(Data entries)
────────────────────────────────────────
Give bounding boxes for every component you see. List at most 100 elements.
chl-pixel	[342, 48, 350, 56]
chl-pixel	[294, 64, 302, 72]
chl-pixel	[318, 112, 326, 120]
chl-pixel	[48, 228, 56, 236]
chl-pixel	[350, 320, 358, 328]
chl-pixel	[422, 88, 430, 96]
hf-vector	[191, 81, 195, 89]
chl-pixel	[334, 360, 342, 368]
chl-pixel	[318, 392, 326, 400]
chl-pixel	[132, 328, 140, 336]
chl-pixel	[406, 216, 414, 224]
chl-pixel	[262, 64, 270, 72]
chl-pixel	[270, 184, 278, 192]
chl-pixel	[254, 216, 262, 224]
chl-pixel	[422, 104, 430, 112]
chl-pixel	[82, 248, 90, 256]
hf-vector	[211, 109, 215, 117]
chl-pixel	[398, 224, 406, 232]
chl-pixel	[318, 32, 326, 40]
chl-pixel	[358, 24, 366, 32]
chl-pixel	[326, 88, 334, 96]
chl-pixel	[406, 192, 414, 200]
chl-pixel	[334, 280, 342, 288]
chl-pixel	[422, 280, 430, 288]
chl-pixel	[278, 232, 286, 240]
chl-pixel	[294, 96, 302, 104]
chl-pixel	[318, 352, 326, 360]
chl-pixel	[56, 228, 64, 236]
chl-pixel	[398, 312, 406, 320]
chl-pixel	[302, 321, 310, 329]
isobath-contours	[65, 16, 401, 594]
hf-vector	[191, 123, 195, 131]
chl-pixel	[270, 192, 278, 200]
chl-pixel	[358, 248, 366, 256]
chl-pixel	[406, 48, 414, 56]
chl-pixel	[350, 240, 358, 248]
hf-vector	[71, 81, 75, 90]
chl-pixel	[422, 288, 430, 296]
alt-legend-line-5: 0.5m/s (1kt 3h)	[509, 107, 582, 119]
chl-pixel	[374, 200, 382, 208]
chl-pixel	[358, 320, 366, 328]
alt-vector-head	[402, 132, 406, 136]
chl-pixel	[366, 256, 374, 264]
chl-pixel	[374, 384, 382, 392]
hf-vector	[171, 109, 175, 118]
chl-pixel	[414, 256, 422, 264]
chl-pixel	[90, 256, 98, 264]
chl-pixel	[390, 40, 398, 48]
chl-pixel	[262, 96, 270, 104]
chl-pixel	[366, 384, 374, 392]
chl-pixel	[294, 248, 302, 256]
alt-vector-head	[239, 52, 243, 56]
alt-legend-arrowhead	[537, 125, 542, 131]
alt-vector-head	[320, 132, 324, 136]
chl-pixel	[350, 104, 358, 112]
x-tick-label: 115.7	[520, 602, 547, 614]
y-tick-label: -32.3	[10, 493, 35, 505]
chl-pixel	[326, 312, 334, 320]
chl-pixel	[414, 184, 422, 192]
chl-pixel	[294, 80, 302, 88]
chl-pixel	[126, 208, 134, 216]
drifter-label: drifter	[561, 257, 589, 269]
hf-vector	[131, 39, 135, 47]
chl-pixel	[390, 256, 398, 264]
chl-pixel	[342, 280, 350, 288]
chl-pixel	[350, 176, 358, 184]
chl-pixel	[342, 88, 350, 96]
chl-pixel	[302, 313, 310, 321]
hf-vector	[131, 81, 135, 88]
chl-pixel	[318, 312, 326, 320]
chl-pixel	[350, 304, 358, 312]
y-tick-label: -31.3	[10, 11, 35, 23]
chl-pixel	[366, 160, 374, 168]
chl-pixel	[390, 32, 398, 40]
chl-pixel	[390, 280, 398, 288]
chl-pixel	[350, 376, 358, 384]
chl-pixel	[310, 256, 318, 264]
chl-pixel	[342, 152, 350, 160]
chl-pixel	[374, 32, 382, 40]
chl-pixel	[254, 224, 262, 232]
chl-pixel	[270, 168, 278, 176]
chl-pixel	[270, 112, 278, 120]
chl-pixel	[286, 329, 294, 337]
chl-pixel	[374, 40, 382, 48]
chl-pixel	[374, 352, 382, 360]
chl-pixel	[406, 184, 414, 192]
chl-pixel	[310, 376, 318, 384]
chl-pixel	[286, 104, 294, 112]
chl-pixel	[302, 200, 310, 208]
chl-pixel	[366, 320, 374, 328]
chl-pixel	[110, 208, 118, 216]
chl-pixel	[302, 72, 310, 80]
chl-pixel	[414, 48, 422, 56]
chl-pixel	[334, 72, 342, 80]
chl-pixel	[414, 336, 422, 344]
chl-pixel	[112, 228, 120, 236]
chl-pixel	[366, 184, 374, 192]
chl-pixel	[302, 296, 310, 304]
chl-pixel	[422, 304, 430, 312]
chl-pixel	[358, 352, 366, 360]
────────────────────────────────────────
EXERCISE OBJECTIVE
Filter the data above and copy each line that contains the string "tick".

RIGHT ANSWER
x-tick-label: 115.7	[520, 602, 547, 614]
y-tick-label: -32.3	[10, 493, 35, 505]
y-tick-label: -31.3	[10, 11, 35, 23]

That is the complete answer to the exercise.